* REQUEST
Return each line of the listing below, unchanged, and omit the images.

* INFORMATION SUPPLIED
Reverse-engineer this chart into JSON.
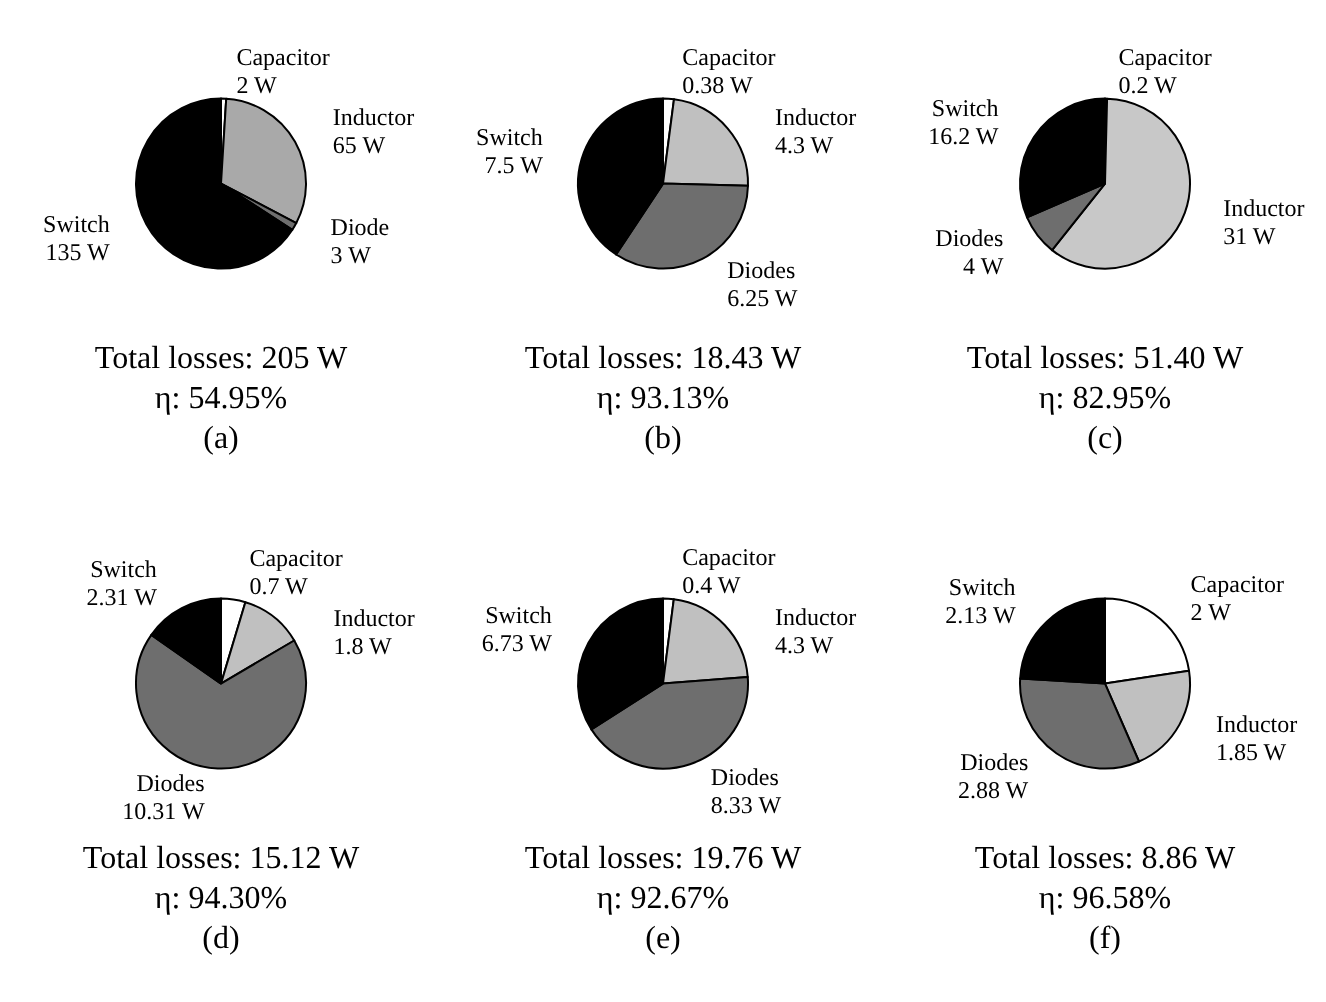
{
  "chart_data": [
    {
      "type": "pie",
      "categories": [
        "Capacitor",
        "Inductor",
        "Diode",
        "Switch"
      ],
      "values": [
        2,
        65,
        3,
        135
      ],
      "colors": [
        "#ffffff",
        "#a9a9a9",
        "#6e6e6e",
        "#000000"
      ],
      "value_labels": [
        "2 W",
        "65 W",
        "3 W",
        "135 W"
      ],
      "annotations": [
        "Total losses: 205 W",
        "η: 54.95%",
        "(a)"
      ]
    },
    {
      "type": "pie",
      "categories": [
        "Capacitor",
        "Inductor",
        "Diodes",
        "Switch"
      ],
      "values": [
        0.38,
        4.3,
        6.25,
        7.5
      ],
      "colors": [
        "#ffffff",
        "#c0c0c0",
        "#6e6e6e",
        "#000000"
      ],
      "value_labels": [
        "0.38 W",
        "4.3 W",
        "6.25 W",
        "7.5 W"
      ],
      "annotations": [
        "Total losses: 18.43 W",
        "η: 93.13%",
        "(b)"
      ]
    },
    {
      "type": "pie",
      "categories": [
        "Capacitor",
        "Inductor",
        "Diodes",
        "Switch"
      ],
      "values": [
        0.2,
        31,
        4,
        16.2
      ],
      "colors": [
        "#ffffff",
        "#c8c8c8",
        "#6e6e6e",
        "#000000"
      ],
      "value_labels": [
        "0.2 W",
        "31 W",
        "4 W",
        "16.2 W"
      ],
      "annotations": [
        "Total losses: 51.40 W",
        "η: 82.95%",
        "(c)"
      ]
    },
    {
      "type": "pie",
      "categories": [
        "Capacitor",
        "Inductor",
        "Diodes",
        "Switch"
      ],
      "values": [
        0.7,
        1.8,
        10.31,
        2.31
      ],
      "colors": [
        "#ffffff",
        "#c0c0c0",
        "#6e6e6e",
        "#000000"
      ],
      "value_labels": [
        "0.7 W",
        "1.8 W",
        "10.31 W",
        "2.31 W"
      ],
      "annotations": [
        "Total losses: 15.12 W",
        "η: 94.30%",
        "(d)"
      ]
    },
    {
      "type": "pie",
      "categories": [
        "Capacitor",
        "Inductor",
        "Diodes",
        "Switch"
      ],
      "values": [
        0.4,
        4.3,
        8.33,
        6.73
      ],
      "colors": [
        "#ffffff",
        "#c0c0c0",
        "#6e6e6e",
        "#000000"
      ],
      "value_labels": [
        "0.4 W",
        "4.3 W",
        "8.33 W",
        "6.73 W"
      ],
      "annotations": [
        "Total losses: 19.76 W",
        "η: 92.67%",
        "(e)"
      ]
    },
    {
      "type": "pie",
      "categories": [
        "Capacitor",
        "Inductor",
        "Diodes",
        "Switch"
      ],
      "values": [
        2,
        1.85,
        2.88,
        2.13
      ],
      "colors": [
        "#ffffff",
        "#c0c0c0",
        "#6e6e6e",
        "#000000"
      ],
      "value_labels": [
        "2 W",
        "1.85 W",
        "2.88 W",
        "2.13 W"
      ],
      "annotations": [
        "Total losses: 8.86 W",
        "η: 96.58%",
        "(f)"
      ]
    }
  ]
}
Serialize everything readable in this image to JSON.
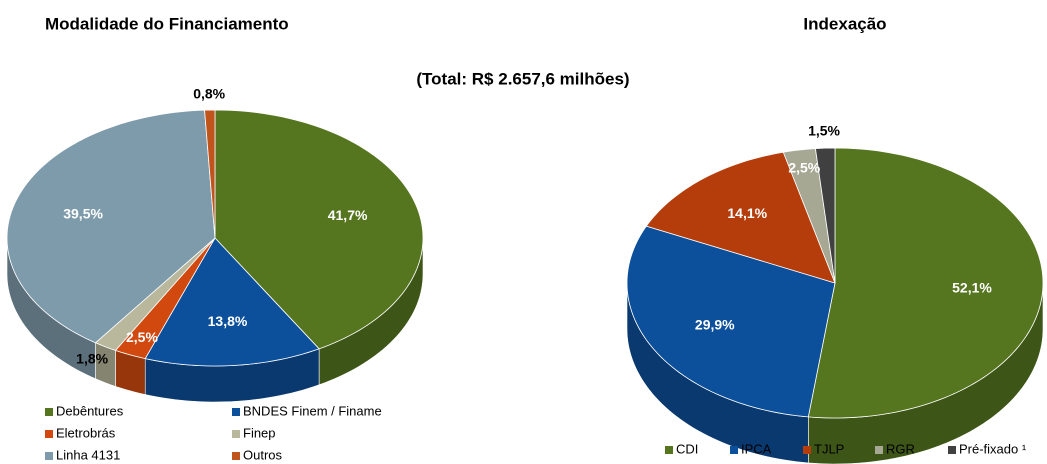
{
  "subtitle": "(Total: R$ 2.657,6 milhões)",
  "chart_data": [
    {
      "type": "pie",
      "title": "Modalidade do Financiamento",
      "categories": [
        "Debêntures",
        "BNDES Finem / Finame",
        "Eletrobrás",
        "Finep",
        "Linha 4131",
        "Outros"
      ],
      "values": [
        41.7,
        13.8,
        2.5,
        1.8,
        39.5,
        0.8
      ],
      "value_labels": [
        "41,7%",
        "13,8%",
        "2,5%",
        "1,8%",
        "39,5%",
        "0,8%"
      ],
      "colors": [
        "#55761f",
        "#0c4f9a",
        "#d2490f",
        "#b9b79c",
        "#7e9bab",
        "#c0541c"
      ]
    },
    {
      "type": "pie",
      "title": "Indexação",
      "categories": [
        "CDI",
        "IPCA",
        "TJLP",
        "RGR",
        "Pré-fixado ¹"
      ],
      "values": [
        52.1,
        29.9,
        14.1,
        2.5,
        1.5
      ],
      "value_labels": [
        "52,1%",
        "29,9%",
        "14,1%",
        "2,5%",
        "1,5%"
      ],
      "colors": [
        "#55761f",
        "#0c4f9a",
        "#b53c0b",
        "#a7a893",
        "#404040"
      ]
    }
  ]
}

* THE COMPLETED TASK
Reverse-engineer this chart into JSON.
{
  "chart_data": [
    {
      "type": "pie",
      "categories": [
        "Capacitor",
        "Inductor",
        "Diode",
        "Switch"
      ],
      "values": [
        2,
        65,
        3,
        135
      ],
      "colors": [
        "#ffffff",
        "#a9a9a9",
        "#6e6e6e",
        "#000000"
      ],
      "value_labels": [
        "2 W",
        "65 W",
        "3 W",
        "135 W"
      ],
      "annotations": [
        "Total losses: 205 W",
        "η: 54.95%",
        "(a)"
      ]
    },
    {
      "type": "pie",
      "categories": [
        "Capacitor",
        "Inductor",
        "Diodes",
        "Switch"
      ],
      "values": [
        0.38,
        4.3,
        6.25,
        7.5
      ],
      "colors": [
        "#ffffff",
        "#c0c0c0",
        "#6e6e6e",
        "#000000"
      ],
      "value_labels": [
        "0.38 W",
        "4.3 W",
        "6.25 W",
        "7.5 W"
      ],
      "annotations": [
        "Total losses: 18.43 W",
        "η: 93.13%",
        "(b)"
      ]
    },
    {
      "type": "pie",
      "categories": [
        "Capacitor",
        "Inductor",
        "Diodes",
        "Switch"
      ],
      "values": [
        0.2,
        31,
        4,
        16.2
      ],
      "colors": [
        "#ffffff",
        "#c8c8c8",
        "#6e6e6e",
        "#000000"
      ],
      "value_labels": [
        "0.2 W",
        "31 W",
        "4 W",
        "16.2 W"
      ],
      "annotations": [
        "Total losses: 51.40 W",
        "η: 82.95%",
        "(c)"
      ]
    },
    {
      "type": "pie",
      "categories": [
        "Capacitor",
        "Inductor",
        "Diodes",
        "Switch"
      ],
      "values": [
        0.7,
        1.8,
        10.31,
        2.31
      ],
      "colors": [
        "#ffffff",
        "#c0c0c0",
        "#6e6e6e",
        "#000000"
      ],
      "value_labels": [
        "0.7 W",
        "1.8 W",
        "10.31 W",
        "2.31 W"
      ],
      "annotations": [
        "Total losses: 15.12 W",
        "η: 94.30%",
        "(d)"
      ]
    },
    {
      "type": "pie",
      "categories": [
        "Capacitor",
        "Inductor",
        "Diodes",
        "Switch"
      ],
      "values": [
        0.4,
        4.3,
        8.33,
        6.73
      ],
      "colors": [
        "#ffffff",
        "#c0c0c0",
        "#6e6e6e",
        "#000000"
      ],
      "value_labels": [
        "0.4 W",
        "4.3 W",
        "8.33 W",
        "6.73 W"
      ],
      "annotations": [
        "Total losses: 19.76 W",
        "η: 92.67%",
        "(e)"
      ]
    },
    {
      "type": "pie",
      "categories": [
        "Capacitor",
        "Inductor",
        "Diodes",
        "Switch"
      ],
      "values": [
        2,
        1.85,
        2.88,
        2.13
      ],
      "colors": [
        "#ffffff",
        "#c0c0c0",
        "#6e6e6e",
        "#000000"
      ],
      "value_labels": [
        "2 W",
        "1.85 W",
        "2.88 W",
        "2.13 W"
      ],
      "annotations": [
        "Total losses: 8.86 W",
        "η: 96.58%",
        "(f)"
      ]
    }
  ]
}
Serialize everything readable in this image to JSON.
{
  "subtitle": "(Total: R$ 2.657,6 milhões)",
  "chart_data": [
    {
      "type": "pie",
      "title": "Modalidade do Financiamento",
      "categories": [
        "Debêntures",
        "BNDES Finem / Finame",
        "Eletrobrás",
        "Finep",
        "Linha 4131",
        "Outros"
      ],
      "values": [
        41.7,
        13.8,
        2.5,
        1.8,
        39.5,
        0.8
      ],
      "value_labels": [
        "41,7%",
        "13,8%",
        "2,5%",
        "1,8%",
        "39,5%",
        "0,8%"
      ],
      "colors": [
        "#55761f",
        "#0c4f9a",
        "#d2490f",
        "#b9b79c",
        "#7e9bab",
        "#c0541c"
      ]
    },
    {
      "type": "pie",
      "title": "Indexação",
      "categories": [
        "CDI",
        "IPCA",
        "TJLP",
        "RGR",
        "Pré-fixado ¹"
      ],
      "values": [
        52.1,
        29.9,
        14.1,
        2.5,
        1.5
      ],
      "value_labels": [
        "52,1%",
        "29,9%",
        "14,1%",
        "2,5%",
        "1,5%"
      ],
      "colors": [
        "#55761f",
        "#0c4f9a",
        "#b53c0b",
        "#a7a893",
        "#404040"
      ]
    }
  ]
}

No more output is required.